Each record is to be transcribed exactly.

→ **Supplied records**:
<<<<

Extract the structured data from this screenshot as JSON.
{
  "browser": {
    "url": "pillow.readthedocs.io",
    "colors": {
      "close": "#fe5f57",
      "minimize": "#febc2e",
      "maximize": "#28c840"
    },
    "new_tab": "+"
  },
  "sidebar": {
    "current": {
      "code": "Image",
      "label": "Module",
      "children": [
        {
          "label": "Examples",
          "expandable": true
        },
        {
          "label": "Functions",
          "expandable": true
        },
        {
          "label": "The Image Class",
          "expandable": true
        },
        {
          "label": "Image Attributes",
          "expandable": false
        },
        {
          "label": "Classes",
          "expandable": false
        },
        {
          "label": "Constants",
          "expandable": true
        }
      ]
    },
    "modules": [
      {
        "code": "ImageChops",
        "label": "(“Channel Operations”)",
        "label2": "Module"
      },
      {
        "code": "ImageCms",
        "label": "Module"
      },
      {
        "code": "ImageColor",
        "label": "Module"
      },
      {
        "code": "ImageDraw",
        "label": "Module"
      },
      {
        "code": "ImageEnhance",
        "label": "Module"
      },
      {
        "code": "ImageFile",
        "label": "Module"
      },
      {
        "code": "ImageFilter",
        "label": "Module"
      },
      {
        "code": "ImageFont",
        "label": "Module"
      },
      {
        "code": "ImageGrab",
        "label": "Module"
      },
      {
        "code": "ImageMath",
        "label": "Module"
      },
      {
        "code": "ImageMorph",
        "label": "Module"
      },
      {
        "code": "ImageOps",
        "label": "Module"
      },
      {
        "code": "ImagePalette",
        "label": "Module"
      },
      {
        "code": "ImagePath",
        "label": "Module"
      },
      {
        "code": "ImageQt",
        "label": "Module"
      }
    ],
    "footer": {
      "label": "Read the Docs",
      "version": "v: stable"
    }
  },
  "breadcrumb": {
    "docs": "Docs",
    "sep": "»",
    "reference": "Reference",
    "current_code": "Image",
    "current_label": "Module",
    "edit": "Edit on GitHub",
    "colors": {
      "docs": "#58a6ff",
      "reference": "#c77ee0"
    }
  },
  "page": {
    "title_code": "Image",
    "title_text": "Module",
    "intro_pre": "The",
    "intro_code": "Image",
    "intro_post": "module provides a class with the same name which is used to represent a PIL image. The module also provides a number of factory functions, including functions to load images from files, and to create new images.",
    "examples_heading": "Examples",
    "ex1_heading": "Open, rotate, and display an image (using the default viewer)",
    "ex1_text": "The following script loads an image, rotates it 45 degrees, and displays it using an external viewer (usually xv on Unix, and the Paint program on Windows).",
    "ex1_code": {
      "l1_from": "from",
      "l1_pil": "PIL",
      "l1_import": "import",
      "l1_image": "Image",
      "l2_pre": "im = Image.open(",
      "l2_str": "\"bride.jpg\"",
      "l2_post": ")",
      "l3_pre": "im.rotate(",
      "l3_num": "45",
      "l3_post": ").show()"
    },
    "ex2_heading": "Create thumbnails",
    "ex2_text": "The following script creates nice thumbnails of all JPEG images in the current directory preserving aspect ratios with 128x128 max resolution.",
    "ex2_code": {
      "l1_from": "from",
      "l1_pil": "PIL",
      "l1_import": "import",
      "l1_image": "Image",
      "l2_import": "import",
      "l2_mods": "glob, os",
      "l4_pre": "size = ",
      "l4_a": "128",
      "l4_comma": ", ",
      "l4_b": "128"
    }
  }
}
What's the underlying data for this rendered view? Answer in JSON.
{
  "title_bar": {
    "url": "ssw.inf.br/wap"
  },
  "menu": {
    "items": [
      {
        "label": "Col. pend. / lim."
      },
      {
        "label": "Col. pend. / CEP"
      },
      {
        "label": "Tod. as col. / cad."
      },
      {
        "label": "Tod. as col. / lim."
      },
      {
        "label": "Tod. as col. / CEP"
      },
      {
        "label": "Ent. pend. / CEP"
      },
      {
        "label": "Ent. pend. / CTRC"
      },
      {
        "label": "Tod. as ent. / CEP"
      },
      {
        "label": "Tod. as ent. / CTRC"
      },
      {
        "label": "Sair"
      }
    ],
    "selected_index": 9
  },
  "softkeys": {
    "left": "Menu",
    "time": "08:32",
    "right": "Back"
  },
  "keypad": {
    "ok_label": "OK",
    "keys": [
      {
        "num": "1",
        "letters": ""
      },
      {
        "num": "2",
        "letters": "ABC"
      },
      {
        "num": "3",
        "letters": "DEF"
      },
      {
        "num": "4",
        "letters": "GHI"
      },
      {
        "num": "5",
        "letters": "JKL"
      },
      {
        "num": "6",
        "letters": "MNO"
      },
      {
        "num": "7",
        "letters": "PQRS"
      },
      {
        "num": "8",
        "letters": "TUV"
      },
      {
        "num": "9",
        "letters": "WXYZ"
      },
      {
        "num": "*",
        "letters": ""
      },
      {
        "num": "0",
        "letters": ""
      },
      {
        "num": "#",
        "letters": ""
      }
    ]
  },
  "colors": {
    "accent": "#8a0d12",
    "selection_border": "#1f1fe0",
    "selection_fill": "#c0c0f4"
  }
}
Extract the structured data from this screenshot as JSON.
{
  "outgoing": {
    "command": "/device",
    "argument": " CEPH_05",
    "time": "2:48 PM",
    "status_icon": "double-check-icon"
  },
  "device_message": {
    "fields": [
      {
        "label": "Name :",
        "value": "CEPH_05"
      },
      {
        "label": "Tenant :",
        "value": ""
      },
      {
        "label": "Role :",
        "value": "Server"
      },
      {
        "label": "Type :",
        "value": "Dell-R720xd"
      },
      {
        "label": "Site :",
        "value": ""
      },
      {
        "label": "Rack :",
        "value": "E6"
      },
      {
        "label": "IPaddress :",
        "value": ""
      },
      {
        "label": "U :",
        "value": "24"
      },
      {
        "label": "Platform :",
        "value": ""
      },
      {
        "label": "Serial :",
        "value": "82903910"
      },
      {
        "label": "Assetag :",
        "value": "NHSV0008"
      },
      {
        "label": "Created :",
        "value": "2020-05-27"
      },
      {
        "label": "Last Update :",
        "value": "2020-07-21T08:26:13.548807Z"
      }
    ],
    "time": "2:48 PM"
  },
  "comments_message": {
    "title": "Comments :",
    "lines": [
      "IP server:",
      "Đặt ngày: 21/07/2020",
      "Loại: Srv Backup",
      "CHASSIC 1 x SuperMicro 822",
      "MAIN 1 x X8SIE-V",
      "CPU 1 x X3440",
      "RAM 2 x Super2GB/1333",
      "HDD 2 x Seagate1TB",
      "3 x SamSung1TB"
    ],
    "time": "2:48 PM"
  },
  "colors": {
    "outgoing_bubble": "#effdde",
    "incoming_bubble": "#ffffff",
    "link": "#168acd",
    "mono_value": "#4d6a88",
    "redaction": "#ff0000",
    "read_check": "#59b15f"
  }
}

>>>>

→ **Finished answer**:
Extract the structured data from this screenshot as JSON.
{
  "browser": {
    "url": "pillow.readthedocs.io",
    "colors": {
      "close": "#fe5f57",
      "minimize": "#febc2e",
      "maximize": "#28c840"
    },
    "new_tab": "+"
  },
  "sidebar": {
    "current": {
      "code": "Image",
      "label": "Module",
      "children": [
        {
          "label": "Examples",
          "expandable": true
        },
        {
          "label": "Functions",
          "expandable": true
        },
        {
          "label": "The Image Class",
          "expandable": true
        },
        {
          "label": "Image Attributes",
          "expandable": false
        },
        {
          "label": "Classes",
          "expandable": false
        },
        {
          "label": "Constants",
          "expandable": true
        }
      ]
    },
    "modules": [
      {
        "code": "ImageChops",
        "label": "(“Channel Operations”)",
        "label2": "Module"
      },
      {
        "code": "ImageCms",
        "label": "Module"
      },
      {
        "code": "ImageColor",
        "label": "Module"
      },
      {
        "code": "ImageDraw",
        "label": "Module"
      },
      {
        "code": "ImageEnhance",
        "label": "Module"
      },
      {
        "code": "ImageFile",
        "label": "Module"
      },
      {
        "code": "ImageFilter",
        "label": "Module"
      },
      {
        "code": "ImageFont",
        "label": "Module"
      },
      {
        "code": "ImageGrab",
        "label": "Module"
      },
      {
        "code": "ImageMath",
        "label": "Module"
      },
      {
        "code": "ImageMorph",
        "label": "Module"
      },
      {
        "code": "ImageOps",
        "label": "Module"
      },
      {
        "code": "ImagePalette",
        "label": "Module"
      },
      {
        "code": "ImagePath",
        "label": "Module"
      },
      {
        "code": "ImageQt",
        "label": "Module"
      }
    ],
    "footer": {
      "label": "Read the Docs",
      "version": "v: stable"
    }
  },
  "breadcrumb": {
    "docs": "Docs",
    "sep": "»",
    "reference": "Reference",
    "current_code": "Image",
    "current_label": "Module",
    "edit": "Edit on GitHub",
    "colors": {
      "docs": "#58a6ff",
      "reference": "#c77ee0"
    }
  },
  "page": {
    "title_code": "Image",
    "title_text": "Module",
    "intro_pre": "The",
    "intro_code": "Image",
    "intro_post": "module provides a class with the same name which is used to represent a PIL image. The module also provides a number of factory functions, including functions to load images from files, and to create new images.",
    "examples_heading": "Examples",
    "ex1_heading": "Open, rotate, and display an image (using the default viewer)",
    "ex1_text": "The following script loads an image, rotates it 45 degrees, and displays it using an external viewer (usually xv on Unix, and the Paint program on Windows).",
    "ex1_code": {
      "l1_from": "from",
      "l1_pil": "PIL",
      "l1_import": "import",
      "l1_image": "Image",
      "l2_pre": "im = Image.open(",
      "l2_str": "\"bride.jpg\"",
      "l2_post": ")",
      "l3_pre": "im.rotate(",
      "l3_num": "45",
      "l3_post": ").show()"
    },
    "ex2_heading": "Create thumbnails",
    "ex2_text": "The following script creates nice thumbnails of all JPEG images in the current directory preserving aspect ratios with 128x128 max resolution.",
    "ex2_code": {
      "l1_from": "from",
      "l1_pil": "PIL",
      "l1_import": "import",
      "l1_image": "Image",
      "l2_import": "import",
      "l2_mods": "glob, os",
      "l4_pre": "size = ",
      "l4_a": "128",
      "l4_comma": ", ",
      "l4_b": "128"
    }
  }
}
What's the underlying data for this rendered view? Answer in JSON.
{
  "title_bar": {
    "url": "ssw.inf.br/wap"
  },
  "menu": {
    "items": [
      {
        "label": "Col. pend. / lim."
      },
      {
        "label": "Col. pend. / CEP"
      },
      {
        "label": "Tod. as col. / cad."
      },
      {
        "label": "Tod. as col. / lim."
      },
      {
        "label": "Tod. as col. / CEP"
      },
      {
        "label": "Ent. pend. / CEP"
      },
      {
        "label": "Ent. pend. / CTRC"
      },
      {
        "label": "Tod. as ent. / CEP"
      },
      {
        "label": "Tod. as ent. / CTRC"
      },
      {
        "label": "Sair"
      }
    ],
    "selected_index": 9
  },
  "softkeys": {
    "left": "Menu",
    "time": "08:32",
    "right": "Back"
  },
  "keypad": {
    "ok_label": "OK",
    "keys": [
      {
        "num": "1",
        "letters": ""
      },
      {
        "num": "2",
        "letters": "ABC"
      },
      {
        "num": "3",
        "letters": "DEF"
      },
      {
        "num": "4",
        "letters": "GHI"
      },
      {
        "num": "5",
        "letters": "JKL"
      },
      {
        "num": "6",
        "letters": "MNO"
      },
      {
        "num": "7",
        "letters": "PQRS"
      },
      {
        "num": "8",
        "letters": "TUV"
      },
      {
        "num": "9",
        "letters": "WXYZ"
      },
      {
        "num": "*",
        "letters": ""
      },
      {
        "num": "0",
        "letters": ""
      },
      {
        "num": "#",
        "letters": ""
      }
    ]
  },
  "colors": {
    "accent": "#8a0d12",
    "selection_border": "#1f1fe0",
    "selection_fill": "#c0c0f4"
  }
}
Extract the structured data from this screenshot as JSON.
{
  "outgoing": {
    "command": "/device",
    "argument": " CEPH_05",
    "time": "2:48 PM",
    "status_icon": "double-check-icon"
  },
  "device_message": {
    "fields": [
      {
        "label": "Name :",
        "value": "CEPH_05"
      },
      {
        "label": "Tenant :",
        "value": ""
      },
      {
        "label": "Role :",
        "value": "Server"
      },
      {
        "label": "Type :",
        "value": "Dell-R720xd"
      },
      {
        "label": "Site :",
        "value": ""
      },
      {
        "label": "Rack :",
        "value": "E6"
      },
      {
        "label": "IPaddress :",
        "value": ""
      },
      {
        "label": "U :",
        "value": "24"
      },
      {
        "label": "Platform :",
        "value": ""
      },
      {
        "label": "Serial :",
        "value": "82903910"
      },
      {
        "label": "Assetag :",
        "value": "NHSV0008"
      },
      {
        "label": "Created :",
        "value": "2020-05-27"
      },
      {
        "label": "Last Update :",
        "value": "2020-07-21T08:26:13.548807Z"
      }
    ],
    "time": "2:48 PM"
  },
  "comments_message": {
    "title": "Comments :",
    "lines": [
      "IP server:",
      "Đặt ngày: 21/07/2020",
      "Loại: Srv Backup",
      "CHASSIC 1 x SuperMicro 822",
      "MAIN 1 x X8SIE-V",
      "CPU 1 x X3440",
      "RAM 2 x Super2GB/1333",
      "HDD 2 x Seagate1TB",
      "3 x SamSung1TB"
    ],
    "time": "2:48 PM"
  },
  "colors": {
    "outgoing_bubble": "#effdde",
    "incoming_bubble": "#ffffff",
    "link": "#168acd",
    "mono_value": "#4d6a88",
    "redaction": "#ff0000",
    "read_check": "#59b15f"
  }
}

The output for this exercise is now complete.